### Text passage:

>> BEGIN

As of September 30, 2024, the Company held 15,822,273 units of Vacasa Holdings ("OpCo Units"), which represented an ownership interest of approximately 70%. The portion of the consolidated subsidiaries not owned by the Company and any related activity is eliminated through redeemable noncontrolling interests in the condensed consolidated balance sheets and net income (loss) attributable to redeemable noncontrolling interests in the condensed consolidated statements of operations.

The Company is an emerging growth company, as defined in Section 2(a) of the Securities Act, as modified by the Jumpstart Our Business Startups Act of 2012 (the "JOBS Act"), which permits the Company to take advantage of an extended transition period to comply with new or revised accounting standards applicable to public companies. As of January 1, 2022, the Company elected to irrevocably opt out of the extended transition period.

Use of Estimates

The preparation of condensed consolidated financial statements in conformity with GAAP requires management to make estimates and assumptions that affect the reported amounts of assets and liabilities, the disclosure of contingent assets and liabilities at the date of the condensed consolidated financial statements, and the reported amounts of revenue and expenses during the reporting period. Significant estimates and assumptions reflected in the condensed consolidated financial statements include, but are not limited to, the useful lives of property and equipment and intangible assets, allowance for credit losses, valuation of assets acquired and liabilities assumed in business acquisitions and related contingent consideration, valuation of redeemable convertible preferred units, valuation of equity-based compensation, valuation of goodwill, valuation of long-lived assets, and valuation of financial instruments remeasured at fair value through earnings. Actual results may differ materially from such estimates. Management believes that the estimates, and judgments upon which they rely, are reasonable based upon information available to them at the time that these estimates and judgments are made. To the extent that there are material differences between these estimates and actual results, the Company’s condensed consolidated financial statements will be affected.

>> END

### Supplied information:

>> BEGIN

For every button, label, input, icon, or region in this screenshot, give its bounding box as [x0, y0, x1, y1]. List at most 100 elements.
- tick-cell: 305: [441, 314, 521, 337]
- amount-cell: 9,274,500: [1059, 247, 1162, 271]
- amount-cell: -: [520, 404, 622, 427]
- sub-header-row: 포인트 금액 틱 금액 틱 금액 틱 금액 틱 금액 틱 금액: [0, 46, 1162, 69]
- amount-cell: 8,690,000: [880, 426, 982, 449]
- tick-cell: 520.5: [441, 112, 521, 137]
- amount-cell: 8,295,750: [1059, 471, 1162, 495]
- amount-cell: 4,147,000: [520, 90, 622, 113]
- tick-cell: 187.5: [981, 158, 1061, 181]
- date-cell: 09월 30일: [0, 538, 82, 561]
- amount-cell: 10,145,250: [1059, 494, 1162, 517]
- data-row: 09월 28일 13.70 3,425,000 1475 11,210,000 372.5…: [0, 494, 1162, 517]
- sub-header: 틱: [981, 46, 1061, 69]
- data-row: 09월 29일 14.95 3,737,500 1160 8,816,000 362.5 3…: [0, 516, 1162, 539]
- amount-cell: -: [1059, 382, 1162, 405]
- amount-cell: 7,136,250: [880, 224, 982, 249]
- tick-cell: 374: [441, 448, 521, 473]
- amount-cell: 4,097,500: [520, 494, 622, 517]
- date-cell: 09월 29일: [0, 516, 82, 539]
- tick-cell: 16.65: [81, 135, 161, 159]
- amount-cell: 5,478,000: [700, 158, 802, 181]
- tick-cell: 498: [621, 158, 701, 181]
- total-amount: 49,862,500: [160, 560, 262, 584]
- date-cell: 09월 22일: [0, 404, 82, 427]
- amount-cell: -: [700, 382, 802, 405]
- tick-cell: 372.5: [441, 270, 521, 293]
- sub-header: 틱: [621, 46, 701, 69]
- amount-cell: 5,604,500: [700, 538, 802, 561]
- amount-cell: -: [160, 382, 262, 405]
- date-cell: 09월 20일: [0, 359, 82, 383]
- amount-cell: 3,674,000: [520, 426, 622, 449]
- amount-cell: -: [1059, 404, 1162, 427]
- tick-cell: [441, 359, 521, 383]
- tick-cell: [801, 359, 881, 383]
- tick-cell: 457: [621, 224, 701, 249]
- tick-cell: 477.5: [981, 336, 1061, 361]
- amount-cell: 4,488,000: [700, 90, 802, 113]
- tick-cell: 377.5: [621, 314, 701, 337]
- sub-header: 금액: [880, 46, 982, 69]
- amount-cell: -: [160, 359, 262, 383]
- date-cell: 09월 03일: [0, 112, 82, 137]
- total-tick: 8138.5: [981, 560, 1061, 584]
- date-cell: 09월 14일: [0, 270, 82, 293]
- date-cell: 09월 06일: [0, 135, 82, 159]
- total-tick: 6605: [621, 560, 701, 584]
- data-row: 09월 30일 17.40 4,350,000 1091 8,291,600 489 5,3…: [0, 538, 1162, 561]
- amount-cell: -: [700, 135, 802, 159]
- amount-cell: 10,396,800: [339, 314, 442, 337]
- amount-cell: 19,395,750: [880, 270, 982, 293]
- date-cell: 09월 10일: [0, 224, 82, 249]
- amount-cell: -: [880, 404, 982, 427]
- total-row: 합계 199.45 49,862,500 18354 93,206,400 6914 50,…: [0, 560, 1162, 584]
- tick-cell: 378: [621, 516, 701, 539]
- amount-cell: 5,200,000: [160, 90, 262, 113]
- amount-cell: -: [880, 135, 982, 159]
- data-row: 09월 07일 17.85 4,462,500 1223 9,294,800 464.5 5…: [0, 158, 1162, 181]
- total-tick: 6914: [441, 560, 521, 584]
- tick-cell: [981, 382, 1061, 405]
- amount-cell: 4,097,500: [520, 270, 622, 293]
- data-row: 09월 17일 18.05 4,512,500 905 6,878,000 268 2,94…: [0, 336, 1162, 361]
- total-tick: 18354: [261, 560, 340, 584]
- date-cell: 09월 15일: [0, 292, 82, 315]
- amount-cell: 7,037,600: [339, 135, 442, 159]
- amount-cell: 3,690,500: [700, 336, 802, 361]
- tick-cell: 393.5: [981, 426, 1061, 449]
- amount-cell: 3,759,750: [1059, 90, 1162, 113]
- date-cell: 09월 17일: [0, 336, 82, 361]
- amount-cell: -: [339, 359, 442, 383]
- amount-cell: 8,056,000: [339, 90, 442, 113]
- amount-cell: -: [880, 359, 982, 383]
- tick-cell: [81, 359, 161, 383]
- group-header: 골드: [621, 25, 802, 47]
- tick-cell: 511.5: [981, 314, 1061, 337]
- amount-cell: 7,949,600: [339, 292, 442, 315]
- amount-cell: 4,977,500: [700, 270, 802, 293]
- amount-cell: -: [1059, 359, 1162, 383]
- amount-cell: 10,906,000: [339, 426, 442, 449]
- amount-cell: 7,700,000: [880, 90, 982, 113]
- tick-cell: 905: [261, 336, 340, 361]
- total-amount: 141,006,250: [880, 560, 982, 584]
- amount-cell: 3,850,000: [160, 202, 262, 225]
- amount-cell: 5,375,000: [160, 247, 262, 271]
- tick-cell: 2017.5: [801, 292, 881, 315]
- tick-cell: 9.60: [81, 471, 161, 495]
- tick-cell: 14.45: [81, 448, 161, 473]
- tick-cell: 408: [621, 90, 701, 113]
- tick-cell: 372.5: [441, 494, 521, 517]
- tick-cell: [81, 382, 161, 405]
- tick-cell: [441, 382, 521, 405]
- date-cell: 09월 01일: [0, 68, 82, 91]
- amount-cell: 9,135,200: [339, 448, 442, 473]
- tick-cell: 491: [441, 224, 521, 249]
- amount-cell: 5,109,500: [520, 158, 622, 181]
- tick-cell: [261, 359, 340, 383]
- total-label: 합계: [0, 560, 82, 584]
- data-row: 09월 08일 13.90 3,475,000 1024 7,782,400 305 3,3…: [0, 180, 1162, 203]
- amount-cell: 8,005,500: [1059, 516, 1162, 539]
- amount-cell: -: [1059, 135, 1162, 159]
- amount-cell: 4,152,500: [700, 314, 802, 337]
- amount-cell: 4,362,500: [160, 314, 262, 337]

>> END

### Short problem 1:
In the financial statement passage, what ownership interest did the Company's OpCo Units represent as of September 30, 2024?
### Short problem 2:
Reproduce word for word the stretch of the financial statement passage from "The Company is" through "extended transition period.".

### Expected output 1:
Approximately 70%.

### Expected output 2:
The Company is an emerging growth company, as defined in Section 2(a) of the Securities Act, as modified by the Jumpstart Our Business Startups Act of 2012 (the "JOBS Act"), which permits the Company to take advantage of an extended transition period to comply with new or revised accounting standards applicable to public companies. As of January 1, 2022, the Company elected to irrevocably opt out of the extended transition period.